Records from a collection
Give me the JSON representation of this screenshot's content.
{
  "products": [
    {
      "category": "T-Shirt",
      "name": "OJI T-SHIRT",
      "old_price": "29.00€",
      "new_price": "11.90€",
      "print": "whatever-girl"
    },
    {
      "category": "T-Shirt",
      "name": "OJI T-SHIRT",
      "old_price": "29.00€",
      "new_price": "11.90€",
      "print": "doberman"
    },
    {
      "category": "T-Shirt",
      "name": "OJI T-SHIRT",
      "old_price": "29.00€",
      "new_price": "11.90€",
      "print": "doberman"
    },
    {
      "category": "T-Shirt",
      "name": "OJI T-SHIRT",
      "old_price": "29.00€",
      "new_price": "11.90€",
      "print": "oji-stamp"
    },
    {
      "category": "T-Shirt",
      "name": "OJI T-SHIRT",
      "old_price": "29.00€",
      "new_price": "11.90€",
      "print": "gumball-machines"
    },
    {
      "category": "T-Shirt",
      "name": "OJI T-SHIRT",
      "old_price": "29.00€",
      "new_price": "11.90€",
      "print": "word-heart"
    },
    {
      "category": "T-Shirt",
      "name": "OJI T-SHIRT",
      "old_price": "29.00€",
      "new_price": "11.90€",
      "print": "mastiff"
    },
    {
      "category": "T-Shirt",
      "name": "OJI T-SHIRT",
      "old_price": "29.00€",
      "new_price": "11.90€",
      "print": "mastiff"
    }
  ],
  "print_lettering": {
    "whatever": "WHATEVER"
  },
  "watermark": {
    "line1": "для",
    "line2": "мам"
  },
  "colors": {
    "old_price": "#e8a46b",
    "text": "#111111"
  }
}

**SHORT TASK:**
Please repeat the listing above in full and exactly.

**COMPLETE OUTPUT:**
Give me the JSON representation of this screenshot's content.
{
  "products": [
    {
      "category": "T-Shirt",
      "name": "OJI T-SHIRT",
      "old_price": "29.00€",
      "new_price": "11.90€",
      "print": "whatever-girl"
    },
    {
      "category": "T-Shirt",
      "name": "OJI T-SHIRT",
      "old_price": "29.00€",
      "new_price": "11.90€",
      "print": "doberman"
    },
    {
      "category": "T-Shirt",
      "name": "OJI T-SHIRT",
      "old_price": "29.00€",
      "new_price": "11.90€",
      "print": "doberman"
    },
    {
      "category": "T-Shirt",
      "name": "OJI T-SHIRT",
      "old_price": "29.00€",
      "new_price": "11.90€",
      "print": "oji-stamp"
    },
    {
      "category": "T-Shirt",
      "name": "OJI T-SHIRT",
      "old_price": "29.00€",
      "new_price": "11.90€",
      "print": "gumball-machines"
    },
    {
      "category": "T-Shirt",
      "name": "OJI T-SHIRT",
      "old_price": "29.00€",
      "new_price": "11.90€",
      "print": "word-heart"
    },
    {
      "category": "T-Shirt",
      "name": "OJI T-SHIRT",
      "old_price": "29.00€",
      "new_price": "11.90€",
      "print": "mastiff"
    },
    {
      "category": "T-Shirt",
      "name": "OJI T-SHIRT",
      "old_price": "29.00€",
      "new_price": "11.90€",
      "print": "mastiff"
    }
  ],
  "print_lettering": {
    "whatever": "WHATEVER"
  },
  "watermark": {
    "line1": "для",
    "line2": "мам"
  },
  "colors": {
    "old_price": "#e8a46b",
    "text": "#111111"
  }
}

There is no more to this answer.